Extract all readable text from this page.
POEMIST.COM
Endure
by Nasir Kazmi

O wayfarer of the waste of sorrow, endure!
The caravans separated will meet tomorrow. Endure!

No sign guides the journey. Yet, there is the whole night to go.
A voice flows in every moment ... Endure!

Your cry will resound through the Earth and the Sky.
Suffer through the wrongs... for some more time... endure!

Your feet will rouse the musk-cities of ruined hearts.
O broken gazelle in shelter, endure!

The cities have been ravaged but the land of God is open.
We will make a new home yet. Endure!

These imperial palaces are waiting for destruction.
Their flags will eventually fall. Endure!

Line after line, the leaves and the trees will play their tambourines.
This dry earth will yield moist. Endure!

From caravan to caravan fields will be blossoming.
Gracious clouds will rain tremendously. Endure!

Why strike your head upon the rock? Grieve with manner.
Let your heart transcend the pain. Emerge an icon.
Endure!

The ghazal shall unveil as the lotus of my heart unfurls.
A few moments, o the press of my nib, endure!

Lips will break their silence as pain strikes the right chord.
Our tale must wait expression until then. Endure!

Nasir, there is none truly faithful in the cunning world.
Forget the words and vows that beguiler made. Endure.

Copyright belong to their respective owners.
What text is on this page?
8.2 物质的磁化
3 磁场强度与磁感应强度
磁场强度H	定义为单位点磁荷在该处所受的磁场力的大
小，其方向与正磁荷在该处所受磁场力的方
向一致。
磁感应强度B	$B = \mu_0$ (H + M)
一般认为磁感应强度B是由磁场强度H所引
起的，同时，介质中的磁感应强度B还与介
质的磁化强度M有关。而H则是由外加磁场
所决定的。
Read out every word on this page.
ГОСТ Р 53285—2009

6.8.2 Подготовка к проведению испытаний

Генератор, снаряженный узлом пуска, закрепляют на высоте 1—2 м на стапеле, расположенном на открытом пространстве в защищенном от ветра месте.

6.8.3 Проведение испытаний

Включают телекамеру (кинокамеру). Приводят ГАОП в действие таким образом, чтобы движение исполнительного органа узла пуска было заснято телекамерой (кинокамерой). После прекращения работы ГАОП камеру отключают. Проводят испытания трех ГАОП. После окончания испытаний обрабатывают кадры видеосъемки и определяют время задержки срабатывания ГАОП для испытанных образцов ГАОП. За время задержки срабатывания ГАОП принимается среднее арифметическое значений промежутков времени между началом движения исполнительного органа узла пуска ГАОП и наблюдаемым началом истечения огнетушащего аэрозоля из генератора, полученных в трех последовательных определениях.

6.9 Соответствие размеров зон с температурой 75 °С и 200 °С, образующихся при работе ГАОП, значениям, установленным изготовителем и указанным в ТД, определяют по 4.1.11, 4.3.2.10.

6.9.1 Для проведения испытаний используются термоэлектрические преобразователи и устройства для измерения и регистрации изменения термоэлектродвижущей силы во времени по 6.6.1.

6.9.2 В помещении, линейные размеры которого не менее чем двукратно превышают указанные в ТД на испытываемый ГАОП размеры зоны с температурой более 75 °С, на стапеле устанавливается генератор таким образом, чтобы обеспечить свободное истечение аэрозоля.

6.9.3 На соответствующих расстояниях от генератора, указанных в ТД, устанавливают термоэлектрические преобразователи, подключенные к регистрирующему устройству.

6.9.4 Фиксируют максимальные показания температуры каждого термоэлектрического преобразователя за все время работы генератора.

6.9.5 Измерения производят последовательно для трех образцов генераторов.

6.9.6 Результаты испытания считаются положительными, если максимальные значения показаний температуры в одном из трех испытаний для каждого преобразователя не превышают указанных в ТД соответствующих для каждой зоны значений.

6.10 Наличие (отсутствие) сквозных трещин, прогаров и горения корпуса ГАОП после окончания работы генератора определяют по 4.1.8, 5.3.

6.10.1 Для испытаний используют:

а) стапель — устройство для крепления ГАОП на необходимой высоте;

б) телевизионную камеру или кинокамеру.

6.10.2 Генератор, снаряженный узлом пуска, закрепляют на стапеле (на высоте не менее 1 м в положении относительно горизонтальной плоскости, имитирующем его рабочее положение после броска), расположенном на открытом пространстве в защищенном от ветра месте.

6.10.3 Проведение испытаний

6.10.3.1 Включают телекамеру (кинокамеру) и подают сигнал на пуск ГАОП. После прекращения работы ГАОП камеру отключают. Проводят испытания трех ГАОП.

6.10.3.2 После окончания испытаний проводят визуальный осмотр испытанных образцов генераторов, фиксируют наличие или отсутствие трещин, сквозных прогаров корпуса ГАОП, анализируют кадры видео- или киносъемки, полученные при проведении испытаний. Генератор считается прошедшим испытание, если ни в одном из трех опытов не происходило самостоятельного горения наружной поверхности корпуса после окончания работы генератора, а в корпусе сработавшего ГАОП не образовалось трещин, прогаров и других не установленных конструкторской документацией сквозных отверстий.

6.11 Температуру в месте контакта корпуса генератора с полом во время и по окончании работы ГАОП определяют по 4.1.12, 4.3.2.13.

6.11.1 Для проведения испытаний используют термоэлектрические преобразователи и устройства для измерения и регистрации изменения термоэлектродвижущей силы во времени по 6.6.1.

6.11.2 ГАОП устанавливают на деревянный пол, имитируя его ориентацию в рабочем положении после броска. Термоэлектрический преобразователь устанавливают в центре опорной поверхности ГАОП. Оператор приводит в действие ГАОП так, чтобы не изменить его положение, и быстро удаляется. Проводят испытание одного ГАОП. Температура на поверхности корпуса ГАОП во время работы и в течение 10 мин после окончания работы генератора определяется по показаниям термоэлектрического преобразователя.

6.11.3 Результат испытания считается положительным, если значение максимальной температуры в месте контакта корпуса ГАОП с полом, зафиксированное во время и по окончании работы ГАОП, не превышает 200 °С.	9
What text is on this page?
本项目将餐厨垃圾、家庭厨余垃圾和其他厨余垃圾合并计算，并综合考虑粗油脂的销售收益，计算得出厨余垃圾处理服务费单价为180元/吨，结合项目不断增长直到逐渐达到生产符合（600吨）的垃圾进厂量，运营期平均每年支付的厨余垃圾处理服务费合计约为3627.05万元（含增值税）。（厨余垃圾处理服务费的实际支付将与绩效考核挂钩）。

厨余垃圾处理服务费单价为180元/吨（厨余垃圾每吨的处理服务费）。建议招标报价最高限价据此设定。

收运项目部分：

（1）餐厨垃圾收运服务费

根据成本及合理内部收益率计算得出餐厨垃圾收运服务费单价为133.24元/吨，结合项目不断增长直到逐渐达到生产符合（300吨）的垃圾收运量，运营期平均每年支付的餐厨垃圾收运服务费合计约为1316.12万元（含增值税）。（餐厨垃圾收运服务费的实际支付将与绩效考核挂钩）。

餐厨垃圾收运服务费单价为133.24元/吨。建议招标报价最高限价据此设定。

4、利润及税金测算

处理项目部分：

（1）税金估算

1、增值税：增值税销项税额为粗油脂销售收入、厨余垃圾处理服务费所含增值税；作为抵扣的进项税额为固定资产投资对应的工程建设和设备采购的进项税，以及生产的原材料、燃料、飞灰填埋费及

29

The request => Return every line exactly.

The response =>
Extract all readable text from this page.
POEMIST.COM
Endure
by Nasir Kazmi

O wayfarer of the waste of sorrow, endure!
The caravans separated will meet tomorrow. Endure!

No sign guides the journey. Yet, there is the whole night to go.
A voice flows in every moment ... Endure!

Your cry will resound through the Earth and the Sky.
Suffer through the wrongs... for some more time... endure!

Your feet will rouse the musk-cities of ruined hearts.
O broken gazelle in shelter, endure!

The cities have been ravaged but the land of God is open.
We will make a new home yet. Endure!

These imperial palaces are waiting for destruction.
Their flags will eventually fall. Endure!

Line after line, the leaves and the trees will play their tambourines.
This dry earth will yield moist. Endure!

From caravan to caravan fields will be blossoming.
Gracious clouds will rain tremendously. Endure!

Why strike your head upon the rock? Grieve with manner.
Let your heart transcend the pain. Emerge an icon.
Endure!

The ghazal shall unveil as the lotus of my heart unfurls.
A few moments, o the press of my nib, endure!

Lips will break their silence as pain strikes the right chord.
Our tale must wait expression until then. Endure!

Nasir, there is none truly faithful in the cunning world.
Forget the words and vows that beguiler made. Endure.

Copyright belong to their respective owners.
What text is on this page?
8.2 物质的磁化
3 磁场强度与磁感应强度
磁场强度H	定义为单位点磁荷在该处所受的磁场力的大
小，其方向与正磁荷在该处所受磁场力的方
向一致。
磁感应强度B	$B = \mu_0$ (H + M)
一般认为磁感应强度B是由磁场强度H所引
起的，同时，介质中的磁感应强度B还与介
质的磁化强度M有关。而H则是由外加磁场
所决定的。
Read out every word on this page.
ГОСТ Р 53285—2009

6.8.2 Подготовка к проведению испытаний

Генератор, снаряженный узлом пуска, закрепляют на высоте 1—2 м на стапеле, расположенном на открытом пространстве в защищенном от ветра месте.

6.8.3 Проведение испытаний

Включают телекамеру (кинокамеру). Приводят ГАОП в действие таким образом, чтобы движение исполнительного органа узла пуска было заснято телекамерой (кинокамерой). После прекращения работы ГАОП камеру отключают. Проводят испытания трех ГАОП. После окончания испытаний обрабатывают кадры видеосъемки и определяют время задержки срабатывания ГАОП для испытанных образцов ГАОП. За время задержки срабатывания ГАОП принимается среднее арифметическое значений промежутков времени между началом движения исполнительного органа узла пуска ГАОП и наблюдаемым началом истечения огнетушащего аэрозоля из генератора, полученных в трех последовательных определениях.

6.9 Соответствие размеров зон с температурой 75 °С и 200 °С, образующихся при работе ГАОП, значениям, установленным изготовителем и указанным в ТД, определяют по 4.1.11, 4.3.2.10.

6.9.1 Для проведения испытаний используются термоэлектрические преобразователи и устройства для измерения и регистрации изменения термоэлектродвижущей силы во времени по 6.6.1.

6.9.2 В помещении, линейные размеры которого не менее чем двукратно превышают указанные в ТД на испытываемый ГАОП размеры зоны с температурой более 75 °С, на стапеле устанавливается генератор таким образом, чтобы обеспечить свободное истечение аэрозоля.

6.9.3 На соответствующих расстояниях от генератора, указанных в ТД, устанавливают термоэлектрические преобразователи, подключенные к регистрирующему устройству.

6.9.4 Фиксируют максимальные показания температуры каждого термоэлектрического преобразователя за все время работы генератора.

6.9.5 Измерения производят последовательно для трех образцов генераторов.

6.9.6 Результаты испытания считаются положительными, если максимальные значения показаний температуры в одном из трех испытаний для каждого преобразователя не превышают указанных в ТД соответствующих для каждой зоны значений.

6.10 Наличие (отсутствие) сквозных трещин, прогаров и горения корпуса ГАОП после окончания работы генератора определяют по 4.1.8, 5.3.

6.10.1 Для испытаний используют:

а) стапель — устройство для крепления ГАОП на необходимой высоте;

б) телевизионную камеру или кинокамеру.

6.10.2 Генератор, снаряженный узлом пуска, закрепляют на стапеле (на высоте не менее 1 м в положении относительно горизонтальной плоскости, имитирующем его рабочее положение после броска), расположенном на открытом пространстве в защищенном от ветра месте.

6.10.3 Проведение испытаний

6.10.3.1 Включают телекамеру (кинокамеру) и подают сигнал на пуск ГАОП. После прекращения работы ГАОП камеру отключают. Проводят испытания трех ГАОП.

6.10.3.2 После окончания испытаний проводят визуальный осмотр испытанных образцов генераторов, фиксируют наличие или отсутствие трещин, сквозных прогаров корпуса ГАОП, анализируют кадры видео- или киносъемки, полученные при проведении испытаний. Генератор считается прошедшим испытание, если ни в одном из трех опытов не происходило самостоятельного горения наружной поверхности корпуса после окончания работы генератора, а в корпусе сработавшего ГАОП не образовалось трещин, прогаров и других не установленных конструкторской документацией сквозных отверстий.

6.11 Температуру в месте контакта корпуса генератора с полом во время и по окончании работы ГАОП определяют по 4.1.12, 4.3.2.13.

6.11.1 Для проведения испытаний используют термоэлектрические преобразователи и устройства для измерения и регистрации изменения термоэлектродвижущей силы во времени по 6.6.1.

6.11.2 ГАОП устанавливают на деревянный пол, имитируя его ориентацию в рабочем положении после броска. Термоэлектрический преобразователь устанавливают в центре опорной поверхности ГАОП. Оператор приводит в действие ГАОП так, чтобы не изменить его положение, и быстро удаляется. Проводят испытание одного ГАОП. Температура на поверхности корпуса ГАОП во время работы и в течение 10 мин после окончания работы генератора определяется по показаниям термоэлектрического преобразователя.

6.11.3 Результат испытания считается положительным, если значение максимальной температуры в месте контакта корпуса ГАОП с полом, зафиксированное во время и по окончании работы ГАОП, не превышает 200 °С.	9
What text is on this page?
本项目将餐厨垃圾、家庭厨余垃圾和其他厨余垃圾合并计算，并综合考虑粗油脂的销售收益，计算得出厨余垃圾处理服务费单价为180元/吨，结合项目不断增长直到逐渐达到生产符合（600吨）的垃圾进厂量，运营期平均每年支付的厨余垃圾处理服务费合计约为3627.05万元（含增值税）。（厨余垃圾处理服务费的实际支付将与绩效考核挂钩）。

厨余垃圾处理服务费单价为180元/吨（厨余垃圾每吨的处理服务费）。建议招标报价最高限价据此设定。

收运项目部分：

（1）餐厨垃圾收运服务费

根据成本及合理内部收益率计算得出餐厨垃圾收运服务费单价为133.24元/吨，结合项目不断增长直到逐渐达到生产符合（300吨）的垃圾收运量，运营期平均每年支付的餐厨垃圾收运服务费合计约为1316.12万元（含增值税）。（餐厨垃圾收运服务费的实际支付将与绩效考核挂钩）。

餐厨垃圾收运服务费单价为133.24元/吨。建议招标报价最高限价据此设定。

4、利润及税金测算

处理项目部分：

（1）税金估算

1、增值税：增值税销项税额为粗油脂销售收入、厨余垃圾处理服务费所含增值税；作为抵扣的进项税额为固定资产投资对应的工程建设和设备采购的进项税，以及生产的原材料、燃料、飞灰填埋费及

29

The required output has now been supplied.